### The task
Retype the entries that run from the line containing "favorite-action[interactable]: Favorite [37,132,97,196]" through the line containing "info-button[interactable] [558,22,590,54]", both of those lines included, keeping every character as it is.

──────────

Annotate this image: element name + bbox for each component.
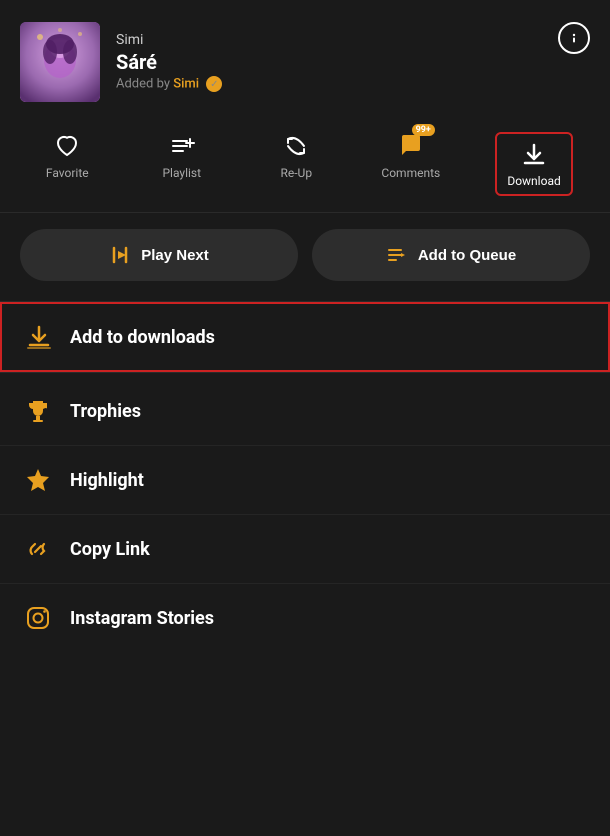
favorite-action[interactable]: Favorite [37,132,97,196]
reup-label: Re-Up [280,166,312,180]
favorite-icon [53,132,81,160]
download-action[interactable]: Download [495,132,572,196]
menu-item-highlight[interactable]: Highlight [0,446,610,515]
add-downloads-label: Add to downloads [70,327,215,348]
download-label: Download [507,174,560,188]
playlist-label: Playlist [162,166,201,180]
song-title: Sáré [116,50,590,74]
add-queue-button[interactable]: Add to Queue [312,229,590,281]
play-controls: Play Next Add to Queue [0,213,610,297]
comments-label: Comments [381,166,440,180]
song-info: Simi Sáré Added by Simi ✓ [116,32,590,92]
artist-name: Simi [116,32,590,48]
comments-action[interactable]: 99+ Comments [381,132,441,196]
action-icons-row: Favorite Playlist Re-Up [0,120,610,213]
copy-link-label: Copy Link [70,539,150,560]
favorite-label: Favorite [46,166,89,180]
add-queue-icon [386,244,408,266]
album-art [20,22,100,102]
reup-action[interactable]: Re-Up [266,132,326,196]
menu-items: Trophies Highlight Copy Link [0,377,610,652]
instagram-icon [24,604,52,632]
add-queue-label: Add to Queue [418,247,516,264]
song-header: Simi Sáré Added by Simi ✓ [0,0,610,120]
playlist-action[interactable]: Playlist [152,132,212,196]
add-downloads-icon [26,324,52,350]
comments-icon: 99+ [397,132,425,160]
verified-badge: ✓ [206,76,222,92]
highlight-label: Highlight [70,470,144,491]
play-next-button[interactable]: Play Next [20,229,298,281]
play-next-label: Play Next [141,247,209,264]
highlight-icon [24,466,52,494]
added-by-text: Added by Simi ✓ [116,76,590,92]
menu-item-instagram[interactable]: Instagram Stories [0,584,610,652]
comments-badge: 99+ [412,124,435,136]
reup-icon [282,132,310,160]
trophies-label: Trophies [70,401,141,422]
instagram-label: Instagram Stories [70,608,214,629]
add-downloads-button[interactable]: Add to downloads [0,302,610,372]
trophy-icon [24,397,52,425]
playlist-icon [168,132,196,160]
menu-item-copy-link[interactable]: Copy Link [0,515,610,584]
added-by-username: Simi [173,76,199,91]
info-button[interactable] [558,22,590,54]
play-next-icon [109,244,131,266]
add-downloads-section: Add to downloads [0,301,610,373]
menu-item-trophies[interactable]: Trophies [0,377,610,446]
download-icon [520,140,548,168]
link-icon [24,535,52,563]
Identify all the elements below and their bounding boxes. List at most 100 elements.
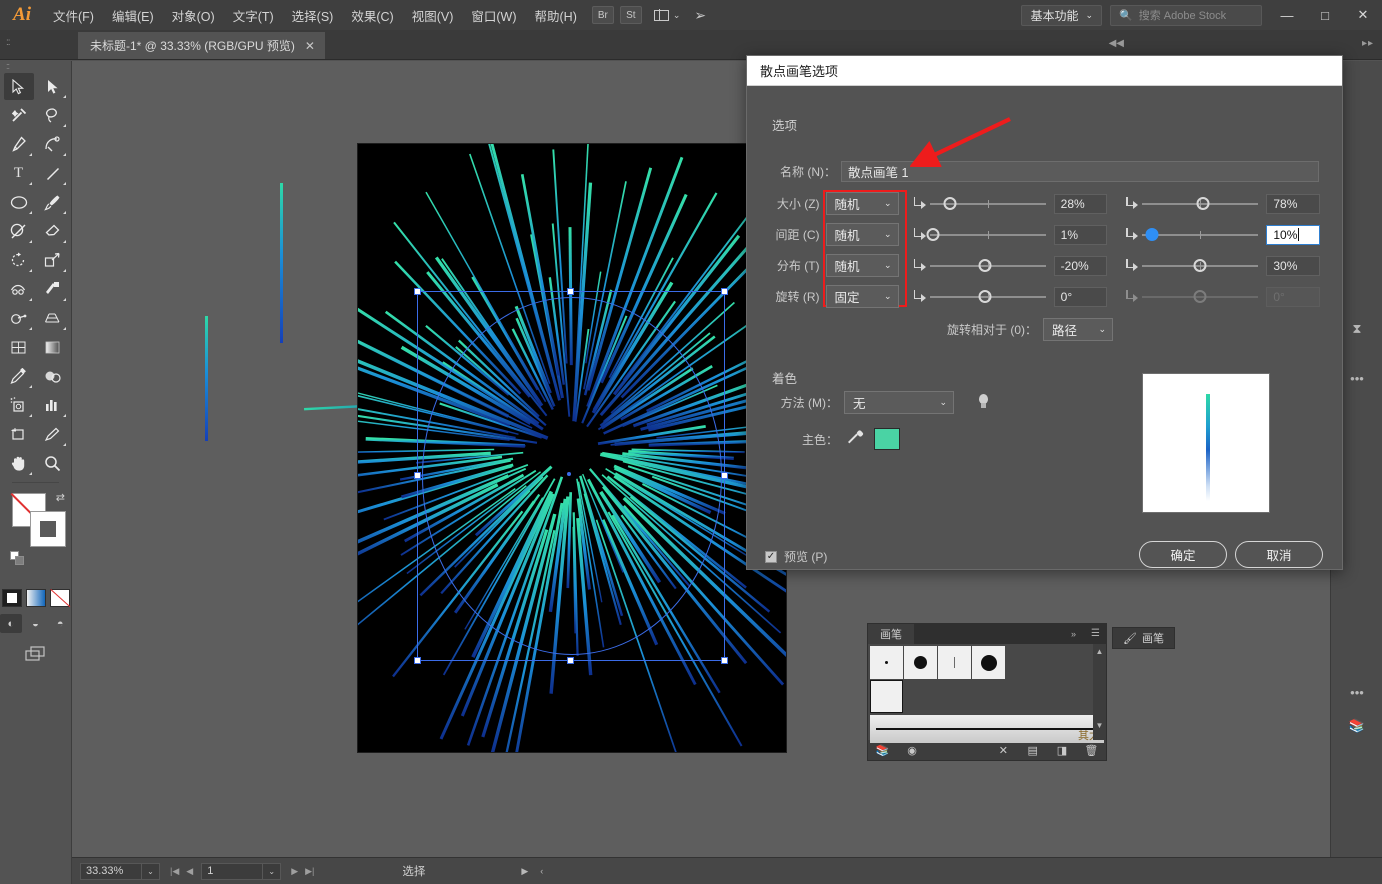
menu-type[interactable]: 文字(T) xyxy=(224,0,283,30)
close-button[interactable]: ✕ xyxy=(1344,0,1382,30)
rotation-min-slider[interactable] xyxy=(913,288,1046,306)
preview-checkbox[interactable]: ✓ xyxy=(765,550,777,563)
workspace-switcher[interactable]: 基本功能 ⌄ xyxy=(1021,4,1102,26)
brushes-floating-tab[interactable]: 🖌 画笔 xyxy=(1112,627,1175,649)
brush-item[interactable] xyxy=(938,646,971,679)
tab-overflow-icon[interactable]: ▸▸ xyxy=(1362,38,1374,49)
slice-tool[interactable] xyxy=(38,421,68,448)
scroll-up-icon[interactable]: ▲ xyxy=(1093,647,1106,656)
zoom-level-input[interactable]: 33.33% xyxy=(80,862,142,880)
brush-item-selected[interactable] xyxy=(870,680,903,713)
new-brush-icon[interactable]: ◨ xyxy=(1047,744,1076,757)
brush-item[interactable] xyxy=(972,646,1005,679)
draw-behind-button[interactable]: ◒ xyxy=(25,614,47,633)
spacing-mode-select[interactable]: 随机 ⌄ xyxy=(825,223,899,246)
spacing-max-value[interactable]: 10% xyxy=(1266,224,1320,245)
artboard-number-input[interactable]: 1 xyxy=(201,862,264,880)
menu-view[interactable]: 视图(V) xyxy=(403,0,463,30)
scatter-min-track[interactable] xyxy=(929,258,1046,272)
gradient-tool[interactable] xyxy=(38,334,68,361)
draw-inside-button[interactable]: ◓ xyxy=(49,614,71,633)
stock-search-input[interactable]: 🔍 搜索 Adobe Stock xyxy=(1110,4,1262,26)
scale-tool[interactable] xyxy=(38,247,68,274)
rotation-mode-select[interactable]: 固定 ⌄ xyxy=(825,285,899,308)
dock-icon-libraries[interactable]: 📚 xyxy=(1331,709,1382,743)
none-fill-button[interactable] xyxy=(49,589,70,607)
size-max-value[interactable]: 78% xyxy=(1266,193,1320,214)
size-min-slider[interactable] xyxy=(913,195,1046,213)
spacing-max-track[interactable] xyxy=(1142,227,1259,241)
brush-library-strip[interactable]: 其太 xyxy=(870,715,1104,743)
eyedropper-tool[interactable] xyxy=(4,363,34,390)
selection-bounding-box[interactable] xyxy=(414,288,728,664)
tools-panel-grip[interactable]: :: xyxy=(0,61,71,73)
shaper-tool[interactable] xyxy=(4,218,34,245)
status-play-icon[interactable]: ▶ xyxy=(521,866,528,877)
scatter-min-value[interactable]: -20% xyxy=(1053,255,1108,276)
collapse-panels-icon[interactable]: ◀◀ xyxy=(1109,38,1124,49)
size-min-track[interactable] xyxy=(929,196,1046,210)
spacing-max-slider[interactable] xyxy=(1125,226,1259,244)
close-icon[interactable]: ✕ xyxy=(305,39,315,53)
dock-icon-more-2[interactable]: ••• xyxy=(1331,675,1382,709)
line-segment-tool[interactable] xyxy=(38,160,68,187)
brush-options-icon[interactable]: ▤ xyxy=(1018,744,1047,757)
prev-artboard-icon[interactable]: ◀ xyxy=(186,866,193,877)
next-artboard-icon[interactable]: ▶ xyxy=(291,866,298,877)
magic-wand-tool[interactable] xyxy=(4,102,34,129)
tab-brushes[interactable]: 画笔 xyxy=(868,624,914,644)
menu-object[interactable]: 对象(O) xyxy=(163,0,224,30)
scatter-max-slider[interactable] xyxy=(1125,257,1259,275)
shape-builder-tool[interactable] xyxy=(4,305,34,332)
column-graph-tool[interactable] xyxy=(38,392,68,419)
libraries-icon[interactable]: ◉ xyxy=(897,744,926,757)
swap-fill-stroke-icon[interactable]: ⇄ xyxy=(56,491,65,504)
scatter-brush-options-dialog[interactable]: 散点画笔选项 选项 名称 (N)： 散点画笔 1 大小 (Z) 随机 ⌄ 28%… xyxy=(746,55,1343,570)
spacing-min-value[interactable]: 1% xyxy=(1053,224,1108,245)
document-tab[interactable]: 未标题-1* @ 33.33% (RGB/GPU 预览) ✕ xyxy=(78,32,325,59)
rotation-min-track[interactable] xyxy=(929,289,1046,303)
first-artboard-icon[interactable]: |◀ xyxy=(170,866,179,877)
curvature-tool[interactable] xyxy=(38,131,68,158)
menu-edit[interactable]: 编辑(E) xyxy=(103,0,163,30)
symbol-sprayer-tool[interactable] xyxy=(4,392,34,419)
handle-tl[interactable] xyxy=(414,288,421,295)
lasso-tool[interactable] xyxy=(38,102,68,129)
perspective-grid-tool[interactable] xyxy=(38,305,68,332)
zoom-dropdown-icon[interactable]: ⌄ xyxy=(142,862,160,880)
rotation-relative-select[interactable]: 路径 ⌄ xyxy=(1043,318,1114,341)
direct-selection-tool[interactable] xyxy=(38,73,68,100)
handle-tr[interactable] xyxy=(721,288,728,295)
blend-tool[interactable] xyxy=(38,363,68,390)
last-artboard-icon[interactable]: ▶| xyxy=(305,866,314,877)
key-color-swatch[interactable] xyxy=(874,428,900,450)
tips-bulb-icon[interactable] xyxy=(976,393,990,412)
stock-icon[interactable]: St xyxy=(619,6,642,24)
handle-bl[interactable] xyxy=(414,657,421,664)
handle-mr[interactable] xyxy=(721,472,728,479)
menu-effect[interactable]: 效果(C) xyxy=(342,0,402,30)
rotation-min-value[interactable]: 0° xyxy=(1053,286,1108,307)
brush-libraries-icon[interactable]: 📚 xyxy=(868,744,897,757)
artboard-dropdown-icon[interactable]: ⌄ xyxy=(263,862,282,880)
menu-select[interactable]: 选择(S) xyxy=(283,0,343,30)
brushes-panel[interactable]: 画笔 » ☰ 其太 ▲ ▼ 📚 ◉ ✕ ▤ ◨ 🗑 xyxy=(867,623,1107,761)
spacing-min-track[interactable] xyxy=(926,227,1046,241)
pen-tool[interactable] xyxy=(4,131,34,158)
minimize-button[interactable]: — xyxy=(1268,0,1306,30)
selection-tool[interactable] xyxy=(3,73,34,100)
panel-expand-icon[interactable]: » xyxy=(1071,629,1076,639)
cancel-button[interactable]: 取消 xyxy=(1235,541,1323,568)
status-menu-icon[interactable]: ‹ xyxy=(540,866,543,877)
type-tool[interactable]: T xyxy=(4,160,34,187)
brush-item[interactable] xyxy=(904,646,937,679)
size-max-track[interactable] xyxy=(1142,196,1259,210)
menu-file[interactable]: 文件(F) xyxy=(44,0,103,30)
eyedropper-icon[interactable] xyxy=(846,430,864,448)
size-min-value[interactable]: 28% xyxy=(1053,193,1108,214)
paintbrush-tool[interactable] xyxy=(38,189,68,216)
menu-help[interactable]: 帮助(H) xyxy=(526,0,586,30)
method-select[interactable]: 无 ⌄ xyxy=(844,391,954,414)
width-tool[interactable] xyxy=(4,276,34,303)
rotate-tool[interactable] xyxy=(4,247,34,274)
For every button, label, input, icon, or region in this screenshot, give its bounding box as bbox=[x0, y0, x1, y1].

──────────

### Reply
favorite-action[interactable]: Favorite [37,132,97,196]
reup-label: Re-Up [280,166,312,180]
favorite-icon [53,132,81,160]
download-action[interactable]: Download [495,132,572,196]
menu-item-highlight[interactable]: Highlight [0,446,610,515]
add-downloads-label: Add to downloads [70,327,215,348]
download-label: Download [507,174,560,188]
playlist-label: Playlist [162,166,201,180]
song-title: Sáré [116,50,590,74]
add-queue-button[interactable]: Add to Queue [312,229,590,281]
play-controls: Play Next Add to Queue [0,213,610,297]
comments-label: Comments [381,166,440,180]
song-info: Simi Sáré Added by Simi ✓ [116,32,590,92]
artist-name: Simi [116,32,590,48]
comments-action[interactable]: 99+ Comments [381,132,441,196]
action-icons-row: Favorite Playlist Re-Up [0,120,610,213]
copy-link-label: Copy Link [70,539,150,560]
favorite-label: Favorite [46,166,89,180]
add-queue-icon [386,244,408,266]
album-art [20,22,100,102]
reup-action[interactable]: Re-Up [266,132,326,196]
menu-items: Trophies Highlight Copy Link [0,377,610,652]
instagram-icon [24,604,52,632]
add-queue-label: Add to Queue [418,247,516,264]
song-header: Simi Sáré Added by Simi ✓ [0,0,610,120]
playlist-action[interactable]: Playlist [152,132,212,196]
add-downloads-icon [26,324,52,350]
comments-icon: 99+ [397,132,425,160]
verified-badge: ✓ [206,76,222,92]
highlight-label: Highlight [70,470,144,491]
play-next-button[interactable]: Play Next [20,229,298,281]
play-next-label: Play Next [141,247,209,264]
highlight-icon [24,466,52,494]
added-by-text: Added by Simi ✓ [116,76,590,92]
menu-item-instagram[interactable]: Instagram Stories [0,584,610,652]
comments-badge: 99+ [412,124,435,136]
reup-icon [282,132,310,160]
trophies-label: Trophies [70,401,141,422]
instagram-label: Instagram Stories [70,608,214,629]
add-downloads-button[interactable]: Add to downloads [0,302,610,372]
trophy-icon [24,397,52,425]
playlist-icon [168,132,196,160]
menu-item-copy-link[interactable]: Copy Link [0,515,610,584]
added-by-username: Simi [173,76,199,91]
info-button[interactable] [558,22,590,54]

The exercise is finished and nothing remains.